- **Problem to work on**:
Copy every line in which the string "Québec" occurs.

- - - - - - -

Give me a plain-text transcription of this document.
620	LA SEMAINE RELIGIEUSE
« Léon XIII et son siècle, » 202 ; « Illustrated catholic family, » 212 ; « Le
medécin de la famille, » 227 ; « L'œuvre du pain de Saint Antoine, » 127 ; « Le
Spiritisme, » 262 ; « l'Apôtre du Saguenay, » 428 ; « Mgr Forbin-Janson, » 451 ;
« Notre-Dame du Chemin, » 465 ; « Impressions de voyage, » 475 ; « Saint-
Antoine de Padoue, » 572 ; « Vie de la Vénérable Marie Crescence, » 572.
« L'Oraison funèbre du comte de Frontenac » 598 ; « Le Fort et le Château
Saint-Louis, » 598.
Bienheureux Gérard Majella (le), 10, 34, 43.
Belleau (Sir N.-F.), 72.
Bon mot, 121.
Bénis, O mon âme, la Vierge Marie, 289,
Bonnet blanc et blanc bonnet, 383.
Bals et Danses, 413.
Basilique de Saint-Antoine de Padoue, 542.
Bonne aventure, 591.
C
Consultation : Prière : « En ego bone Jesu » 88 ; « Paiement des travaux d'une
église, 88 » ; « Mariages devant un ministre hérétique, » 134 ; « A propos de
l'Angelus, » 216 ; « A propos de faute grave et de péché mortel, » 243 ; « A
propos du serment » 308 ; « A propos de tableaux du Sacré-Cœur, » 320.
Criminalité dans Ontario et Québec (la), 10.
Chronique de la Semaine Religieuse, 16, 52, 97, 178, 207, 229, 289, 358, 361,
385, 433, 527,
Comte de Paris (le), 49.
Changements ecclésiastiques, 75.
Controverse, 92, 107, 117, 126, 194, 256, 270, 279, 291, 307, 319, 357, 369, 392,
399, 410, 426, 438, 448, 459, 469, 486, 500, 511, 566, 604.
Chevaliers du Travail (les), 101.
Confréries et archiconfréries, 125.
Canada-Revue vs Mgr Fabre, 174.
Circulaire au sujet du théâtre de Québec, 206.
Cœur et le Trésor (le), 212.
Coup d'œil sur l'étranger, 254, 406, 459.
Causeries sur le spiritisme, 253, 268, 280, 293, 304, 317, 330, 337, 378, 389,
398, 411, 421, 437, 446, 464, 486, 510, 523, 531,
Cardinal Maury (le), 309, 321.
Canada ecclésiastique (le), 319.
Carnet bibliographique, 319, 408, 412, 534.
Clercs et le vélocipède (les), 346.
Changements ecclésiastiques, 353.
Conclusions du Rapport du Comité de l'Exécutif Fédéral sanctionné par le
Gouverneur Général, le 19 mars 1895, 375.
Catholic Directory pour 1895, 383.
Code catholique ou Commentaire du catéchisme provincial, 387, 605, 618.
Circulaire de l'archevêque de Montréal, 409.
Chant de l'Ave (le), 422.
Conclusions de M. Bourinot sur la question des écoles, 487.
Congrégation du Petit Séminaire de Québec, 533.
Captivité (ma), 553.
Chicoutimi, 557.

- - - - - - -

- **Result for this task**:
Criminalité dans Ontario et Québec (la), 10.
Circulaire au sujet du théâtre de Québec, 206.
Congrégation du Petit Séminaire de Québec, 533.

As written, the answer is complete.